• GIVEN RECORDS
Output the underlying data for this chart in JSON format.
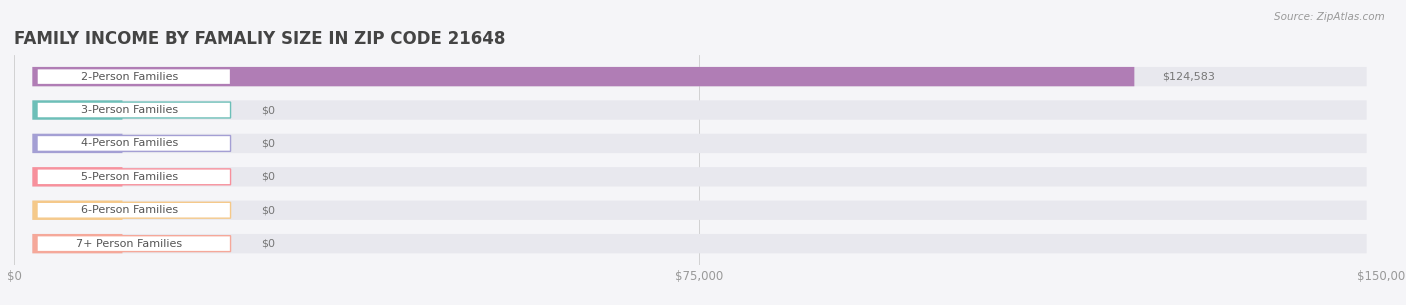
{
  "title": "FAMILY INCOME BY FAMALIY SIZE IN ZIP CODE 21648",
  "source": "Source: ZipAtlas.com",
  "categories": [
    "2-Person Families",
    "3-Person Families",
    "4-Person Families",
    "5-Person Families",
    "6-Person Families",
    "7+ Person Families"
  ],
  "values": [
    124583,
    0,
    0,
    0,
    0,
    0
  ],
  "bar_colors": [
    "#b07db5",
    "#6dbfb8",
    "#a49fd4",
    "#f7909c",
    "#f5c98a",
    "#f5a89a"
  ],
  "value_labels": [
    "$124,583",
    "$0",
    "$0",
    "$0",
    "$0",
    "$0"
  ],
  "x_ticks": [
    0,
    75000,
    150000
  ],
  "x_tick_labels": [
    "$0",
    "$75,000",
    "$150,000"
  ],
  "xlim": [
    0,
    150000
  ],
  "background_color": "#f5f5f8",
  "bar_bg_color": "#e8e8ee",
  "title_fontsize": 12,
  "tick_fontsize": 8.5,
  "label_fontsize": 8,
  "value_fontsize": 8,
  "source_fontsize": 7.5,
  "title_color": "#444444",
  "tick_color": "#999999",
  "label_text_color": "#555555",
  "value_text_color": "#777777",
  "source_color": "#999999"
}
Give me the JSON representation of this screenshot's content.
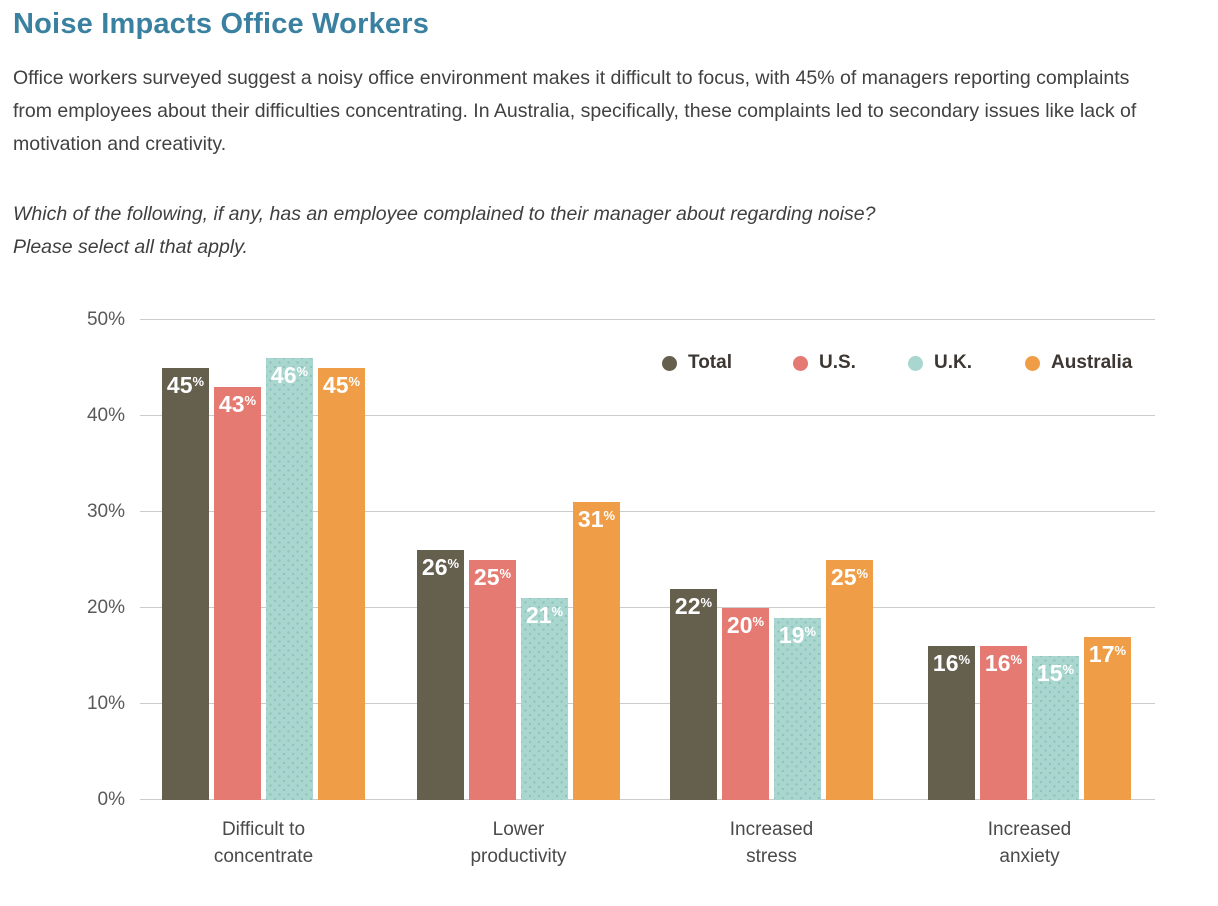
{
  "page": {
    "title": "Noise Impacts Office Workers",
    "intro": "Office workers surveyed suggest a noisy office environment makes it difficult to focus, with 45% of managers reporting complaints from employees about their difficulties concentrating. In Australia, specifically, these complaints led to secondary issues like lack of motivation and creativity.",
    "question_line1": "Which of the following, if any, has an employee complained to their manager about regarding noise?",
    "question_line2": "Please select all that apply."
  },
  "colors": {
    "title": "#3a80a0",
    "body_text": "#414141",
    "axis_text": "#58595b",
    "gridline": "#cccccc",
    "bar_value_label": "#ffffff",
    "total": "#655f4e",
    "us": "#e57a72",
    "uk": "#a9d7d0",
    "uk_dot": "#8cc4bb",
    "australia": "#ef9e47"
  },
  "chart_data": {
    "type": "bar",
    "categories": [
      [
        "Difficult to",
        "concentrate"
      ],
      [
        "Lower",
        "productivity"
      ],
      [
        "Increased",
        "stress"
      ],
      [
        "Increased",
        "anxiety"
      ]
    ],
    "series": [
      {
        "name": "Total",
        "color_key": "total",
        "dotted": false,
        "values": [
          45,
          26,
          22,
          16
        ]
      },
      {
        "name": "U.S.",
        "color_key": "us",
        "dotted": false,
        "values": [
          43,
          25,
          20,
          16
        ]
      },
      {
        "name": "U.K.",
        "color_key": "uk",
        "dotted": true,
        "values": [
          46,
          21,
          19,
          15
        ]
      },
      {
        "name": "Australia",
        "color_key": "australia",
        "dotted": false,
        "values": [
          45,
          31,
          25,
          17
        ]
      }
    ],
    "value_suffix": "%",
    "ylim": [
      0,
      50
    ],
    "yticks": [
      0,
      10,
      20,
      30,
      40,
      50
    ],
    "ytick_suffix": "%",
    "grid": true,
    "legend_position": "top-right"
  }
}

• TO BE DONE
List all lines from the entries that include the word "Office".

• SOLUTION
    "title": "Noise Impacts Office Workers",
    "intro": "Office workers surveyed suggest a noisy office environment makes it difficult to focus, with 45% of managers reporting complaints from employees about their difficulties concentrating. In Australia, specifically, these complaints led to secondary issues like lack of motivation and creativity.",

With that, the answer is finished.